# Instructions for the task
Can you find the lines of the listing that include "Grad" and copy every one?

# Information supplied
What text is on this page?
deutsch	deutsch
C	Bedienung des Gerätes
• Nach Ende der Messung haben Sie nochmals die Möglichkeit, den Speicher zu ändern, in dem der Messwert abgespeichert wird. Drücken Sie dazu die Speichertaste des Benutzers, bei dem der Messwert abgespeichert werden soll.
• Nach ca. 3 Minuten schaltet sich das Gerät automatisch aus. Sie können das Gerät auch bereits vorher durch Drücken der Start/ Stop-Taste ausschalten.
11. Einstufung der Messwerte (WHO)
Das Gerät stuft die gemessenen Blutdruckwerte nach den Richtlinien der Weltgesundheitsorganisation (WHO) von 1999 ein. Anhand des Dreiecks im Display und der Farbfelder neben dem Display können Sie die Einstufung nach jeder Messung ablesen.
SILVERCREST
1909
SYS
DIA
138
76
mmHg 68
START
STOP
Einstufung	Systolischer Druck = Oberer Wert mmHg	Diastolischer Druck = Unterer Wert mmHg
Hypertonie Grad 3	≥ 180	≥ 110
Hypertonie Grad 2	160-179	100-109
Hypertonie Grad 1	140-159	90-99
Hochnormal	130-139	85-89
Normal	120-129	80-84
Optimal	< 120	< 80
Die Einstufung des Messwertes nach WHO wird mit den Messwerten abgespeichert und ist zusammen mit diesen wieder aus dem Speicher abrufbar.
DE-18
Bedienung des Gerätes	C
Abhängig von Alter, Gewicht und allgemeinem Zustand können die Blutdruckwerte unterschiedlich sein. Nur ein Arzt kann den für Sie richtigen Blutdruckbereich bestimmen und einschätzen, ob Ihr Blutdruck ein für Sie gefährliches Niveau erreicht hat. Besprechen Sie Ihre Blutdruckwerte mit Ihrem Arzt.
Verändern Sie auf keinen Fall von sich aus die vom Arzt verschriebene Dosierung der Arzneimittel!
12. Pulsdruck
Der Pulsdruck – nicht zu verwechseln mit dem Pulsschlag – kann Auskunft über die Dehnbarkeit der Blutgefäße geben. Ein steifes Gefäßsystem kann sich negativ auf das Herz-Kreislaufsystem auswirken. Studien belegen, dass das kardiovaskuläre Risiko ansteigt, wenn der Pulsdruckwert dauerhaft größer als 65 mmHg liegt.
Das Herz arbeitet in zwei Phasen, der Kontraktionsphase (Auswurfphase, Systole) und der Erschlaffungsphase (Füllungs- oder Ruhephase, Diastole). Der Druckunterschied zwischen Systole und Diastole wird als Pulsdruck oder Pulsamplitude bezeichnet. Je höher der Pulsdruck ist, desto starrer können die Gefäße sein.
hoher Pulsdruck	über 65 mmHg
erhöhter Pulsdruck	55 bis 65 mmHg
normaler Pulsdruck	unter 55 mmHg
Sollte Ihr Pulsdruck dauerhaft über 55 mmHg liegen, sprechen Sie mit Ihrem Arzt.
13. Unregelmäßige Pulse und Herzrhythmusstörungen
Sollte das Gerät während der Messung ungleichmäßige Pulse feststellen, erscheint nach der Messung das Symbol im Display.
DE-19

# In response
Hypertonie Grad 3	≥ 180	≥ 110
Hypertonie Grad 2	160-179	100-109
Hypertonie Grad 1	140-159	90-99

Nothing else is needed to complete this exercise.